** begin Data to process **

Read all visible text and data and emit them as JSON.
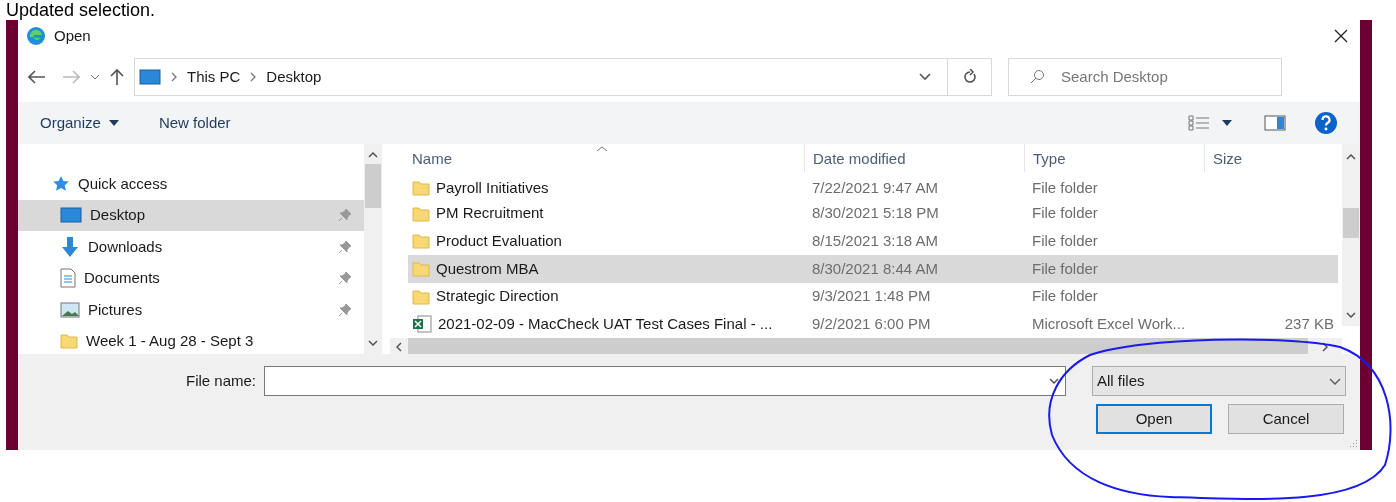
{
  "caption": "Updated selection.",
  "window": {
    "title": "Open"
  },
  "address": {
    "crumbs": [
      "This PC",
      "Desktop"
    ]
  },
  "search": {
    "placeholder": "Search Desktop"
  },
  "toolbar": [
    {
      "label": "Organize",
      "menu": true
    },
    {
      "label": "New folder",
      "menu": false
    }
  ],
  "nav": [
    {
      "label": "Quick access",
      "kind": "header",
      "selected": false,
      "pinned": false
    },
    {
      "label": "Desktop",
      "kind": "desktop",
      "selected": true,
      "pinned": true
    },
    {
      "label": "Downloads",
      "kind": "downloads",
      "selected": false,
      "pinned": true
    },
    {
      "label": "Documents",
      "kind": "documents",
      "selected": false,
      "pinned": true
    },
    {
      "label": "Pictures",
      "kind": "pictures",
      "selected": false,
      "pinned": true
    },
    {
      "label": "Week 1 - Aug 28 - Sept 3",
      "kind": "folder",
      "selected": false,
      "pinned": false
    }
  ],
  "columns": [
    "Name",
    "Date modified",
    "Type",
    "Size"
  ],
  "rows": [
    {
      "name": "Payroll Initiatives",
      "date": "7/22/2021 9:47 AM",
      "type": "File folder",
      "kind": "folder",
      "selected": false
    },
    {
      "name": "PM Recruitment",
      "date": "8/30/2021 5:18 PM",
      "type": "File folder",
      "kind": "folder",
      "selected": false
    },
    {
      "name": "Product Evaluation",
      "date": "8/15/2021 3:18 AM",
      "type": "File folder",
      "kind": "folder",
      "selected": false
    },
    {
      "name": "Questrom MBA",
      "date": "8/30/2021 8:44 AM",
      "type": "File folder",
      "kind": "folder",
      "selected": true
    },
    {
      "name": "Strategic Direction",
      "date": "9/3/2021 1:48 PM",
      "type": "File folder",
      "kind": "folder",
      "selected": false
    },
    {
      "name": "2021-02-09 - MacCheck UAT Test Cases  Final - ...",
      "date": "9/2/2021 6:00 PM",
      "type": "Microsoft Excel Work...",
      "size": "237 KB",
      "kind": "excel",
      "selected": false
    }
  ],
  "file_name": {
    "label": "File name:"
  },
  "filter": {
    "value": "All files"
  },
  "buttons": [
    {
      "label": "Open",
      "focused": true
    },
    {
      "label": "Cancel",
      "focused": false
    }
  ]
}
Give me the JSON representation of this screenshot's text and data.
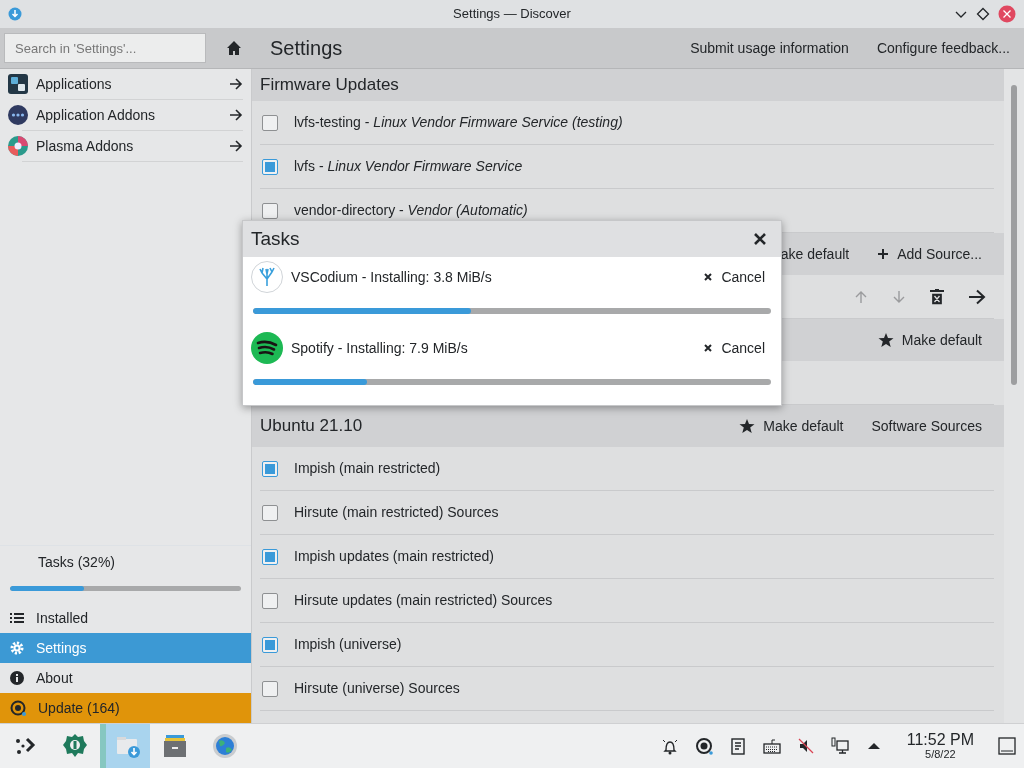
{
  "window": {
    "title": "Settings — Discover"
  },
  "search": {
    "placeholder": "Search in 'Settings'..."
  },
  "page_title": "Settings",
  "toolbar_actions": [
    "Submit usage information",
    "Configure feedback..."
  ],
  "categories": [
    {
      "label": "Applications"
    },
    {
      "label": "Application Addons"
    },
    {
      "label": "Plasma Addons"
    }
  ],
  "tasks_summary": {
    "label": "Tasks (32%)",
    "level": 0.32
  },
  "nav": [
    {
      "label": "Installed",
      "selected": false,
      "kind": "plain"
    },
    {
      "label": "Settings",
      "selected": true,
      "kind": "plain"
    },
    {
      "label": "About",
      "selected": false,
      "kind": "plain"
    },
    {
      "label": "Update (164)",
      "selected": false,
      "kind": "attention"
    }
  ],
  "sections": [
    {
      "title": "Firmware Updates",
      "rows": [
        {
          "kind": "checkbox",
          "name": "lvfs-testing - *Linux Vendor Firmware Service (testing)*",
          "checked": false
        },
        {
          "kind": "checkbox",
          "name": "lvfs - *Linux Vendor Firmware Service*",
          "checked": true
        },
        {
          "kind": "checkbox",
          "name": "vendor-directory - *Vendor (Automatic)*",
          "checked": false
        }
      ]
    },
    {
      "actions": [
        {
          "kind": "plain",
          "label": "ake default"
        },
        {
          "kind": "add",
          "label": "Add Source..."
        }
      ],
      "rows": [
        {
          "kind": "tools",
          "up_disabled": true,
          "down_disabled": true
        }
      ]
    },
    {
      "actions": [
        {
          "kind": "star",
          "label": "Make default"
        }
      ]
    },
    {
      "title": "Ubuntu 21.10",
      "actions": [
        {
          "kind": "star",
          "label": "Make default"
        },
        {
          "kind": "plain",
          "label": "Software Sources"
        }
      ],
      "rows": [
        {
          "kind": "checkbox",
          "name": "Impish (main restricted)",
          "checked": true
        },
        {
          "kind": "checkbox",
          "name": "Hirsute (main restricted) Sources",
          "checked": false
        },
        {
          "kind": "checkbox",
          "name": "Impish updates (main restricted)",
          "checked": true
        },
        {
          "kind": "checkbox",
          "name": "Hirsute updates (main restricted) Sources",
          "checked": false
        },
        {
          "kind": "checkbox",
          "name": "Impish (universe)",
          "checked": true
        },
        {
          "kind": "checkbox",
          "name": "Hirsute (universe) Sources",
          "checked": false
        }
      ]
    }
  ],
  "dialog": {
    "title": "Tasks",
    "items": [
      {
        "text": "VSCodium - Installing: 3.8 MiB/s",
        "cancel": "Cancel",
        "level": 0.42
      },
      {
        "text": "Spotify - Installing: 7.9 MiB/s",
        "cancel": "Cancel",
        "level": 0.22
      }
    ]
  },
  "taskbar": [
    {
      "active": false
    },
    {
      "active": false
    },
    {
      "active": true
    },
    {
      "active": false
    },
    {
      "active": false
    }
  ],
  "clock": {
    "time": "11:52 PM",
    "date": "5/8/22"
  }
}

** end Data to process **

→ What you need to do:
Working from the material above, transcribe it exactly while omitting pictures.

→ Answer:
Read all visible text and data and emit them as JSON.
{
  "caption": "Updated selection.",
  "window": {
    "title": "Open"
  },
  "address": {
    "crumbs": [
      "This PC",
      "Desktop"
    ]
  },
  "search": {
    "placeholder": "Search Desktop"
  },
  "toolbar": [
    {
      "label": "Organize",
      "menu": true
    },
    {
      "label": "New folder",
      "menu": false
    }
  ],
  "nav": [
    {
      "label": "Quick access",
      "kind": "header",
      "selected": false,
      "pinned": false
    },
    {
      "label": "Desktop",
      "kind": "desktop",
      "selected": true,
      "pinned": true
    },
    {
      "label": "Downloads",
      "kind": "downloads",
      "selected": false,
      "pinned": true
    },
    {
      "label": "Documents",
      "kind": "documents",
      "selected": false,
      "pinned": true
    },
    {
      "label": "Pictures",
      "kind": "pictures",
      "selected": false,
      "pinned": true
    },
    {
      "label": "Week 1 - Aug 28 - Sept 3",
      "kind": "folder",
      "selected": false,
      "pinned": false
    }
  ],
  "columns": [
    "Name",
    "Date modified",
    "Type",
    "Size"
  ],
  "rows": [
    {
      "name": "Payroll Initiatives",
      "date": "7/22/2021 9:47 AM",
      "type": "File folder",
      "kind": "folder",
      "selected": false
    },
    {
      "name": "PM Recruitment",
      "date": "8/30/2021 5:18 PM",
      "type": "File folder",
      "kind": "folder",
      "selected": false
    },
    {
      "name": "Product Evaluation",
      "date": "8/15/2021 3:18 AM",
      "type": "File folder",
      "kind": "folder",
      "selected": false
    },
    {
      "name": "Questrom MBA",
      "date": "8/30/2021 8:44 AM",
      "type": "File folder",
      "kind": "folder",
      "selected": true
    },
    {
      "name": "Strategic Direction",
      "date": "9/3/2021 1:48 PM",
      "type": "File folder",
      "kind": "folder",
      "selected": false
    },
    {
      "name": "2021-02-09 - MacCheck UAT Test Cases  Final - ...",
      "date": "9/2/2021 6:00 PM",
      "type": "Microsoft Excel Work...",
      "size": "237 KB",
      "kind": "excel",
      "selected": false
    }
  ],
  "file_name": {
    "label": "File name:"
  },
  "filter": {
    "value": "All files"
  },
  "buttons": [
    {
      "label": "Open",
      "focused": true
    },
    {
      "label": "Cancel",
      "focused": false
    }
  ]
}
Give me the JSON representation of this screenshot's text and data.
{
  "window": {
    "title": "Settings — Discover"
  },
  "search": {
    "placeholder": "Search in 'Settings'..."
  },
  "page_title": "Settings",
  "toolbar_actions": [
    "Submit usage information",
    "Configure feedback..."
  ],
  "categories": [
    {
      "label": "Applications"
    },
    {
      "label": "Application Addons"
    },
    {
      "label": "Plasma Addons"
    }
  ],
  "tasks_summary": {
    "label": "Tasks (32%)",
    "level": 0.32
  },
  "nav": [
    {
      "label": "Installed",
      "selected": false,
      "kind": "plain"
    },
    {
      "label": "Settings",
      "selected": true,
      "kind": "plain"
    },
    {
      "label": "About",
      "selected": false,
      "kind": "plain"
    },
    {
      "label": "Update (164)",
      "selected": false,
      "kind": "attention"
    }
  ],
  "sections": [
    {
      "title": "Firmware Updates",
      "rows": [
        {
          "kind": "checkbox",
          "name": "lvfs-testing - *Linux Vendor Firmware Service (testing)*",
          "checked": false
        },
        {
          "kind": "checkbox",
          "name": "lvfs - *Linux Vendor Firmware Service*",
          "checked": true
        },
        {
          "kind": "checkbox",
          "name": "vendor-directory - *Vendor (Automatic)*",
          "checked": false
        }
      ]
    },
    {
      "actions": [
        {
          "kind": "plain",
          "label": "ake default"
        },
        {
          "kind": "add",
          "label": "Add Source..."
        }
      ],
      "rows": [
        {
          "kind": "tools",
          "up_disabled": true,
          "down_disabled": true
        }
      ]
    },
    {
      "actions": [
        {
          "kind": "star",
          "label": "Make default"
        }
      ]
    },
    {
      "title": "Ubuntu 21.10",
      "actions": [
        {
          "kind": "star",
          "label": "Make default"
        },
        {
          "kind": "plain",
          "label": "Software Sources"
        }
      ],
      "rows": [
        {
          "kind": "checkbox",
          "name": "Impish (main restricted)",
          "checked": true
        },
        {
          "kind": "checkbox",
          "name": "Hirsute (main restricted) Sources",
          "checked": false
        },
        {
          "kind": "checkbox",
          "name": "Impish updates (main restricted)",
          "checked": true
        },
        {
          "kind": "checkbox",
          "name": "Hirsute updates (main restricted) Sources",
          "checked": false
        },
        {
          "kind": "checkbox",
          "name": "Impish (universe)",
          "checked": true
        },
        {
          "kind": "checkbox",
          "name": "Hirsute (universe) Sources",
          "checked": false
        }
      ]
    }
  ],
  "dialog": {
    "title": "Tasks",
    "items": [
      {
        "text": "VSCodium - Installing: 3.8 MiB/s",
        "cancel": "Cancel",
        "level": 0.42
      },
      {
        "text": "Spotify - Installing: 7.9 MiB/s",
        "cancel": "Cancel",
        "level": 0.22
      }
    ]
  },
  "taskbar": [
    {
      "active": false
    },
    {
      "active": false
    },
    {
      "active": true
    },
    {
      "active": false
    },
    {
      "active": false
    }
  ],
  "clock": {
    "time": "11:52 PM",
    "date": "5/8/22"
  }
}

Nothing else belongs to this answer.